Start ENTRIES SHOWN
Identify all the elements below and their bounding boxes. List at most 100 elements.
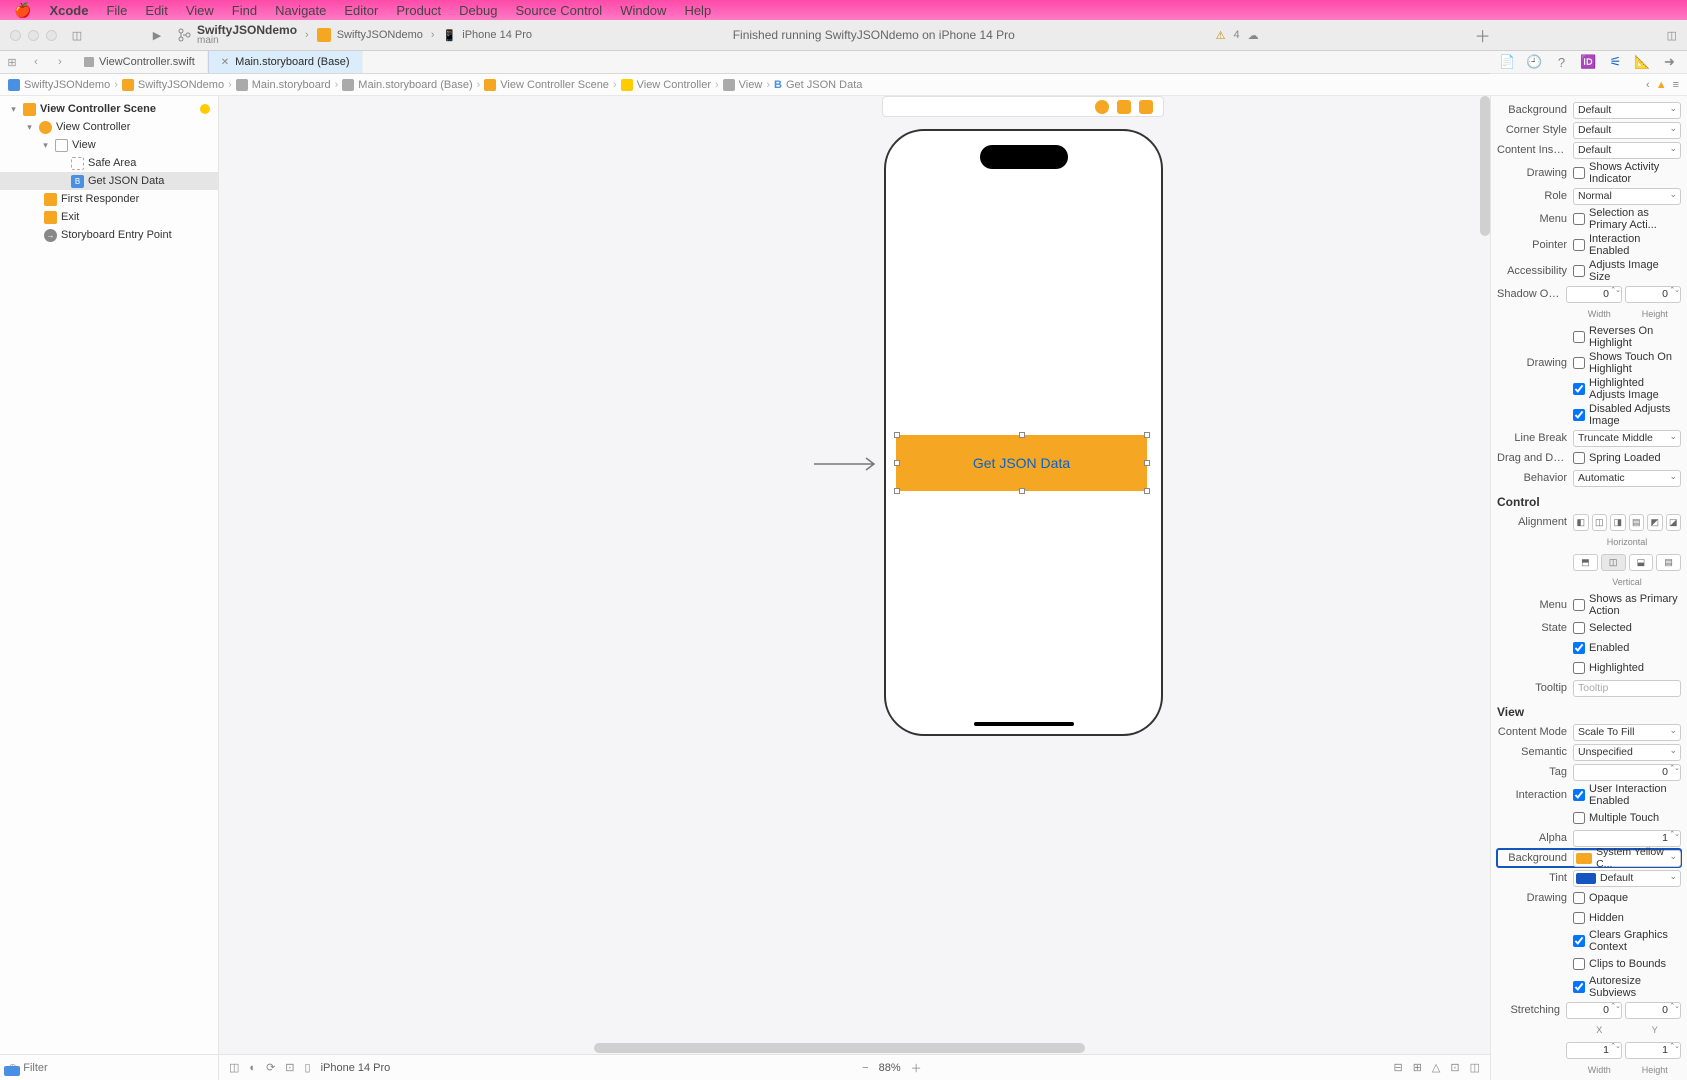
stretch-h-stepper[interactable]: 1 [1625, 1042, 1681, 1059]
resize-handle-icon[interactable] [1144, 432, 1150, 438]
opaque-checkbox[interactable]: Opaque [1573, 892, 1628, 904]
clips-to-bounds-checkbox[interactable]: Clips to Bounds [1573, 958, 1666, 970]
semantic-popup[interactable]: Unspecified [1573, 744, 1681, 761]
resize-handle-icon[interactable] [894, 432, 900, 438]
background-color-popup[interactable]: System Yellow C... [1573, 850, 1681, 867]
zoom-level[interactable]: 88% [879, 1062, 901, 1074]
shadow-height-stepper[interactable]: 0 [1625, 286, 1681, 303]
bc-item[interactable]: SwiftyJSONdemo [138, 79, 224, 91]
embed-tool-icon[interactable]: ⊡ [1450, 1061, 1459, 1074]
tab-viewcontroller[interactable]: ViewController.swift [72, 51, 208, 73]
tooltip-field[interactable]: Tooltip [1573, 680, 1681, 697]
pointer-interaction-checkbox[interactable]: Interaction Enabled [1573, 233, 1681, 257]
tint-color-popup[interactable]: Default [1573, 870, 1681, 887]
warning-badge-icon[interactable] [200, 104, 210, 114]
background-popup[interactable]: Default [1573, 102, 1681, 119]
content-insets-popup[interactable]: Default [1573, 142, 1681, 159]
menu-file[interactable]: File [106, 3, 127, 18]
minimize-icon[interactable] [28, 30, 39, 41]
menu-help[interactable]: Help [684, 3, 711, 18]
cloud-icon[interactable]: ☁ [1248, 29, 1259, 42]
menu-debug[interactable]: Debug [459, 3, 497, 18]
app-menu[interactable]: Xcode [49, 3, 88, 18]
outline-exit[interactable]: Exit [0, 208, 218, 226]
horizontal-alignment-segmented[interactable]: ◧◫◨▤◩◪ [1573, 514, 1681, 531]
apple-icon[interactable]: 🍎 [14, 2, 31, 19]
clears-context-checkbox[interactable]: Clears Graphics Context [1573, 929, 1681, 953]
panel-toggle-icon[interactable]: ◫ [229, 1061, 239, 1074]
bc-outline-toggle-icon[interactable]: ≡ [1673, 79, 1679, 91]
outline-scene[interactable]: ▾ View Controller Scene [0, 100, 218, 118]
size-inspector-icon[interactable]: 📐 [1634, 53, 1652, 71]
state-enabled-checkbox[interactable]: Enabled [1573, 642, 1629, 654]
accessibility-adjusts-checkbox[interactable]: Adjusts Image Size [1573, 259, 1681, 283]
zoom-in-icon[interactable]: ＋ [911, 1060, 922, 1076]
menu-primary-action-checkbox[interactable]: Selection as Primary Acti... [1573, 207, 1681, 231]
line-break-popup[interactable]: Truncate Middle [1573, 430, 1681, 447]
history-inspector-icon[interactable]: 🕘 [1526, 53, 1544, 71]
left-panel-toggle-icon[interactable]: ◫ [69, 27, 85, 43]
behavior-popup[interactable]: Automatic [1573, 470, 1681, 487]
shows-as-primary-action-checkbox[interactable]: Shows as Primary Action [1573, 593, 1681, 617]
bc-warning-icon[interactable]: ▲ [1656, 79, 1667, 91]
resize-handle-icon[interactable] [894, 460, 900, 466]
orientation-icon[interactable]: ⟳ [266, 1061, 275, 1074]
horizontal-scrollbar[interactable] [594, 1043, 1085, 1053]
bc-nav-back-icon[interactable]: ‹ [1646, 79, 1650, 91]
appearance-icon[interactable]: ◐ [249, 1062, 256, 1074]
resolve-tool-icon[interactable]: △ [1432, 1061, 1440, 1074]
connections-inspector-icon[interactable]: ➜ [1661, 53, 1679, 71]
reverses-highlight-checkbox[interactable]: Reverses On Highlight [1573, 325, 1681, 349]
ib-canvas[interactable]: Get JSON Data ◫ ◐ ⟳ ⊡ ▯ iPhone 14 Pro − … [219, 96, 1490, 1080]
bc-item[interactable]: View Controller [637, 79, 711, 91]
outline-vc[interactable]: ▾ View Controller [0, 118, 218, 136]
outline-view[interactable]: ▾ View [0, 136, 218, 154]
tag-stepper[interactable]: 0 [1573, 764, 1681, 781]
autoresize-subviews-checkbox[interactable]: Autoresize Subviews [1573, 975, 1681, 999]
resize-handle-icon[interactable] [894, 488, 900, 494]
tab-main-storyboard[interactable]: ✕ Main.storyboard (Base) [208, 51, 363, 73]
vc-dock-icon[interactable] [1095, 100, 1109, 114]
state-highlighted-checkbox[interactable]: Highlighted [1573, 662, 1644, 674]
canvas-selected-button[interactable]: Get JSON Data [896, 435, 1147, 491]
spring-loaded-checkbox[interactable]: Spring Loaded [1573, 452, 1661, 464]
resize-handle-icon[interactable] [1144, 488, 1150, 494]
disabled-adjusts-checkbox[interactable]: Disabled Adjusts Image [1573, 403, 1681, 427]
outline-first-responder[interactable]: First Responder [0, 190, 218, 208]
resize-handle-icon[interactable] [1019, 488, 1025, 494]
activity-indicator-checkbox[interactable]: Shows Activity Indicator [1573, 161, 1681, 185]
right-panel-toggle-icon[interactable]: ◫ [1667, 29, 1677, 42]
stretch-y-stepper[interactable]: 0 [1625, 1002, 1681, 1019]
device-name[interactable]: iPhone 14 Pro [321, 1062, 391, 1074]
menu-find[interactable]: Find [232, 3, 257, 18]
first-responder-dock-icon[interactable] [1117, 100, 1131, 114]
run-button[interactable]: ▶ [149, 27, 165, 43]
user-interaction-checkbox[interactable]: User Interaction Enabled [1573, 783, 1681, 807]
shadow-width-stepper[interactable]: 0 [1566, 286, 1622, 303]
bc-item[interactable]: View Controller Scene [500, 79, 609, 91]
menu-window[interactable]: Window [620, 3, 666, 18]
menu-product[interactable]: Product [396, 3, 441, 18]
warning-icon[interactable]: ⚠ [1216, 29, 1226, 42]
outline-filter-input[interactable] [23, 1062, 210, 1074]
zoom-icon[interactable] [46, 30, 57, 41]
file-inspector-icon[interactable]: 📄 [1499, 53, 1517, 71]
state-selected-checkbox[interactable]: Selected [1573, 622, 1632, 634]
bc-item[interactable]: Main.storyboard (Base) [358, 79, 472, 91]
nav-forward-icon[interactable]: › [48, 51, 72, 73]
hidden-checkbox[interactable]: Hidden [1573, 912, 1624, 924]
role-popup[interactable]: Normal [1573, 188, 1681, 205]
content-mode-popup[interactable]: Scale To Fill [1573, 724, 1681, 741]
scheme-selector[interactable]: SwiftyJSONdemo main › SwiftyJSONdemo › 📱… [177, 24, 532, 46]
outline-entry-point[interactable]: → Storyboard Entry Point [0, 226, 218, 244]
nav-grid-icon[interactable]: ⊞ [0, 51, 24, 73]
corner-style-popup[interactable]: Default [1573, 122, 1681, 139]
scene-dock[interactable] [882, 96, 1164, 117]
bc-item[interactable]: Get JSON Data [786, 79, 862, 91]
alpha-stepper[interactable]: 1 [1573, 830, 1681, 847]
zoom-out-icon[interactable]: − [862, 1062, 868, 1074]
close-tab-icon[interactable]: ✕ [221, 57, 229, 68]
vertical-scrollbar[interactable] [1480, 96, 1490, 236]
shows-touch-checkbox[interactable]: Shows Touch On Highlight [1573, 351, 1681, 375]
identity-inspector-icon[interactable]: 🆔 [1580, 53, 1598, 71]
End ENTRIES SHOWN
• PROBLEM TO WORK ON: Rewrite the entries from the line with "stretch-h-stepper[interactable]: 1 [1625, 1042, 1681, 1059]" up to and including the line with "embed-tool-icon[interactable]: ⊡ [1450, 1061, 1459, 1074]", changing "popup" to "dropdown" and leaving everything else the same.

• THE OUTPUT:
stretch-h-stepper[interactable]: 1 [1625, 1042, 1681, 1059]
resize-handle-icon[interactable] [1144, 432, 1150, 438]
opaque-checkbox[interactable]: Opaque [1573, 892, 1628, 904]
clips-to-bounds-checkbox[interactable]: Clips to Bounds [1573, 958, 1666, 970]
semantic-dropdown[interactable]: Unspecified [1573, 744, 1681, 761]
resize-handle-icon[interactable] [894, 432, 900, 438]
background-color-dropdown[interactable]: System Yellow C... [1573, 850, 1681, 867]
zoom-level[interactable]: 88% [879, 1062, 901, 1074]
shadow-height-stepper[interactable]: 0 [1625, 286, 1681, 303]
bc-item[interactable]: SwiftyJSONdemo [138, 79, 224, 91]
embed-tool-icon[interactable]: ⊡ [1450, 1061, 1459, 1074]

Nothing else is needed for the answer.